Task brief: Reproduce the rows below word for word, starting with the first row and running down through the line containing "code-line [410, 570, 1031, 591]", with both of those lines included.

(Bounding-box annotations)
* BEGIN *
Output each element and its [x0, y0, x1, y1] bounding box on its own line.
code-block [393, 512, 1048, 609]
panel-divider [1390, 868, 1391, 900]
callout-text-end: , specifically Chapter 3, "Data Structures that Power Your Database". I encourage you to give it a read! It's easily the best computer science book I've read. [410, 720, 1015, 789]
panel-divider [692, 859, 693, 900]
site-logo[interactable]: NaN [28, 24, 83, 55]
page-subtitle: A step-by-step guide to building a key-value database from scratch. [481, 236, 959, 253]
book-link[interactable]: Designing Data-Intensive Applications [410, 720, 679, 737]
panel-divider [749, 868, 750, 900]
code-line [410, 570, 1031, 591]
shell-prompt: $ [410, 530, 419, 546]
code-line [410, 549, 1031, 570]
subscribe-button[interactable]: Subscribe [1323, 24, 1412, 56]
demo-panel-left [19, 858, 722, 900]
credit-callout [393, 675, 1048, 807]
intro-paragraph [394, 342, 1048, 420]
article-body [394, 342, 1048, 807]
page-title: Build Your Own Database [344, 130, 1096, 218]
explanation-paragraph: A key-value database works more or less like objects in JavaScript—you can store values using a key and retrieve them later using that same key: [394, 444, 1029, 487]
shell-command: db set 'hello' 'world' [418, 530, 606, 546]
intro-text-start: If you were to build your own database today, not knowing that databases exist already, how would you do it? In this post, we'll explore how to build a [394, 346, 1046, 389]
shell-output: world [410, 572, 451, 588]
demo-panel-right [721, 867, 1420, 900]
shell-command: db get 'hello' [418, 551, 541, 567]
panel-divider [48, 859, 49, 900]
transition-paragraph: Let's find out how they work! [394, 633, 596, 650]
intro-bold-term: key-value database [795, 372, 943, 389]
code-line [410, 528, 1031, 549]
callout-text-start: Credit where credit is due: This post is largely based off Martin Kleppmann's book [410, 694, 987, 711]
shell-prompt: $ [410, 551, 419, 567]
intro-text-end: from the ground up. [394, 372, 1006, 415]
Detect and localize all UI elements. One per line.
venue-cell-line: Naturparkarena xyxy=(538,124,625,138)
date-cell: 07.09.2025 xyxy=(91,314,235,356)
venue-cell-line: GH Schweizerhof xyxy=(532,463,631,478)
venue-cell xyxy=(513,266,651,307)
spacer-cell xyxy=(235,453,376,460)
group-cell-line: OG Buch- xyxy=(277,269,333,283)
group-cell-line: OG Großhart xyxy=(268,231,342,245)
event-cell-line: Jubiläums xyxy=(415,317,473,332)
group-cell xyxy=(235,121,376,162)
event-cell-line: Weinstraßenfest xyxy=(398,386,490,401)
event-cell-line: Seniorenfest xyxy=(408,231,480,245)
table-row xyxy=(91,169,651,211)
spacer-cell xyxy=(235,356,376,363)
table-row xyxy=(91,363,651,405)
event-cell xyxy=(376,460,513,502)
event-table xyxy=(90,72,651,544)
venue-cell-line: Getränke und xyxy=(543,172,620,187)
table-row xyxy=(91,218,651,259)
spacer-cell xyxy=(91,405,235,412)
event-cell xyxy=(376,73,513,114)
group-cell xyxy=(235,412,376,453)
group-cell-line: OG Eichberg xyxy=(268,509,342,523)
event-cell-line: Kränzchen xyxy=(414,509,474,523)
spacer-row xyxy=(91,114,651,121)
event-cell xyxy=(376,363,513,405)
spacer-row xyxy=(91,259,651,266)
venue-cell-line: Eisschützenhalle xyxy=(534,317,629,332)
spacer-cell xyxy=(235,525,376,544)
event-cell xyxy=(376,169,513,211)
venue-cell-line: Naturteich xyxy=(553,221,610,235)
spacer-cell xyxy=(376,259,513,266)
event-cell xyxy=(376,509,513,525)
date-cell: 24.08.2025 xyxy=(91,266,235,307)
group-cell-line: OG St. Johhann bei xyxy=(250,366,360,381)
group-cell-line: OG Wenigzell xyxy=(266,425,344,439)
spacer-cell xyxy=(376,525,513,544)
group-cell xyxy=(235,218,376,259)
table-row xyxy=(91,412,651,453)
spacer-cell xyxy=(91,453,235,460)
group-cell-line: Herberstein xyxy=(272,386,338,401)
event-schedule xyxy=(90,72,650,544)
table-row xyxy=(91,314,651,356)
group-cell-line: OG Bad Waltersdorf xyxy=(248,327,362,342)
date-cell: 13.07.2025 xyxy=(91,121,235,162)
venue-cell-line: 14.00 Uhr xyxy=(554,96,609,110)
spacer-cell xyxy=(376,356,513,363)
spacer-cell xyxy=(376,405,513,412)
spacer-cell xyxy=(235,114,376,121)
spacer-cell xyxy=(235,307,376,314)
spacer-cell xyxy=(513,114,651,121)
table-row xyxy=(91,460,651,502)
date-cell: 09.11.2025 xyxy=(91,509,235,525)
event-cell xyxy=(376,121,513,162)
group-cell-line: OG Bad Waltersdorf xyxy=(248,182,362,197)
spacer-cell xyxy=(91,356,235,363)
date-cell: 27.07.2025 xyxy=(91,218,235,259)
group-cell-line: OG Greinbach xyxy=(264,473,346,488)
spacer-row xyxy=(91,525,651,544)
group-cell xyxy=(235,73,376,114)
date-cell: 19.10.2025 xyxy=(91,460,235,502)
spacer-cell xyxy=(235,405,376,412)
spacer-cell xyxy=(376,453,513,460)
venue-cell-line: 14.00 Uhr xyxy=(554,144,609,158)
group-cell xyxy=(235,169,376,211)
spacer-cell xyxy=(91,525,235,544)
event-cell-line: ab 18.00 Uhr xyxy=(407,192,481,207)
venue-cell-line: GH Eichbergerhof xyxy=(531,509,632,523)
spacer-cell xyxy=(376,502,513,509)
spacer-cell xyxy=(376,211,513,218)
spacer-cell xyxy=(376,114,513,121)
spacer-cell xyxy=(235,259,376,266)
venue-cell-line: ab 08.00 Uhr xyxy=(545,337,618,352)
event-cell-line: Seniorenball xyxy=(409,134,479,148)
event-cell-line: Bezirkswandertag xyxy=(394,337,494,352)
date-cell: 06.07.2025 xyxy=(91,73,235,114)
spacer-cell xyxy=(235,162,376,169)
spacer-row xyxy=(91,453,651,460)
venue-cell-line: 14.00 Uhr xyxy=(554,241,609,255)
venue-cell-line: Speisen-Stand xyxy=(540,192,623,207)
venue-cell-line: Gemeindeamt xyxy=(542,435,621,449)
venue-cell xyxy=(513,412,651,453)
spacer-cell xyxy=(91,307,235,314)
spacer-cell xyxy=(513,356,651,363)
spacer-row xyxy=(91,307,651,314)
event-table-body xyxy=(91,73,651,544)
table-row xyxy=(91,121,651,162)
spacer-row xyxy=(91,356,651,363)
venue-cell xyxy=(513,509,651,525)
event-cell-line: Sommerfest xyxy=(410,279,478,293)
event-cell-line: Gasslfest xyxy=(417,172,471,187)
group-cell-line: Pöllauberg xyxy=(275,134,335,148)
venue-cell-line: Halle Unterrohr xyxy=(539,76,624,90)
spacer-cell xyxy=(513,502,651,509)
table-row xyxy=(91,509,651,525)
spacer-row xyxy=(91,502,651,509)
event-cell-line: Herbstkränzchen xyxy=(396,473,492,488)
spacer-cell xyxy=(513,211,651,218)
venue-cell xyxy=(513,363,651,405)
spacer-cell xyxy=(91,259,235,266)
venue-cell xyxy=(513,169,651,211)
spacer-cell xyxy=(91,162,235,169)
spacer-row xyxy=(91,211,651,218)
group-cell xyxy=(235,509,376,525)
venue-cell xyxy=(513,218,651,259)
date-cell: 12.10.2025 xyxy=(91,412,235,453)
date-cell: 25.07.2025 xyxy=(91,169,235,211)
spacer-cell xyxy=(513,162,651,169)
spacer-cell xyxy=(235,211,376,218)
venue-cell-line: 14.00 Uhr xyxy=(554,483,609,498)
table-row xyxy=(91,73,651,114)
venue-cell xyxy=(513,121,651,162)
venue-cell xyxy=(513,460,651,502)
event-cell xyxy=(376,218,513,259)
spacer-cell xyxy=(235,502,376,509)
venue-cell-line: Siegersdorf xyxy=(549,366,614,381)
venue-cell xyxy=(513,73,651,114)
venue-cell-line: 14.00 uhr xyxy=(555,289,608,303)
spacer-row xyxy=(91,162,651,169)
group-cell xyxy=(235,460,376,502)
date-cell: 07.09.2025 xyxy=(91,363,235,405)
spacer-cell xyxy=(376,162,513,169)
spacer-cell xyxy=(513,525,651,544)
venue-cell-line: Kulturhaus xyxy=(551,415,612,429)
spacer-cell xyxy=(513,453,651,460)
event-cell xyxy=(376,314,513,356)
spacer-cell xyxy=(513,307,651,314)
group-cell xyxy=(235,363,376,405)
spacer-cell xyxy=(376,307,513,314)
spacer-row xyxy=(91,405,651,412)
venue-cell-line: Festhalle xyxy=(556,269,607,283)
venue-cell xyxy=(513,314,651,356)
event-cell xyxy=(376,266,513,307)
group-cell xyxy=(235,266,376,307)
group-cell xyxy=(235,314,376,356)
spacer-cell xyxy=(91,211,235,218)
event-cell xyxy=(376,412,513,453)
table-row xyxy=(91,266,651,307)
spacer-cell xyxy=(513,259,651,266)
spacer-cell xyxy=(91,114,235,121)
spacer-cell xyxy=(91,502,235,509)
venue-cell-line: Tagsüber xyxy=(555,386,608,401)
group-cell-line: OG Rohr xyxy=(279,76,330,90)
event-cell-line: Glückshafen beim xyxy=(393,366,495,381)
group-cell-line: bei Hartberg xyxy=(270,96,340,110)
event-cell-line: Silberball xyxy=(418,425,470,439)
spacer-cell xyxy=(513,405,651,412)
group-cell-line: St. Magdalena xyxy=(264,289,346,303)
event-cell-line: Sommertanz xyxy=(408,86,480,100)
* END *
Output of the exercise:
Output each element and its [x0, y0, x1, y1] bounding box on its own line.
code-block [393, 512, 1048, 609]
panel-divider [1390, 868, 1391, 900]
callout-text-end: , specifically Chapter 3, "Data Structures that Power Your Database". I encourage you to give it a read! It's easily the best computer science book I've read. [410, 720, 1015, 789]
panel-divider [692, 859, 693, 900]
site-logo[interactable]: NaN [28, 24, 83, 55]
page-subtitle: A step-by-step guide to building a key-value database from scratch. [481, 236, 959, 253]
book-link[interactable]: Designing Data-Intensive Applications [410, 720, 679, 737]
panel-divider [749, 868, 750, 900]
code-line [410, 570, 1031, 591]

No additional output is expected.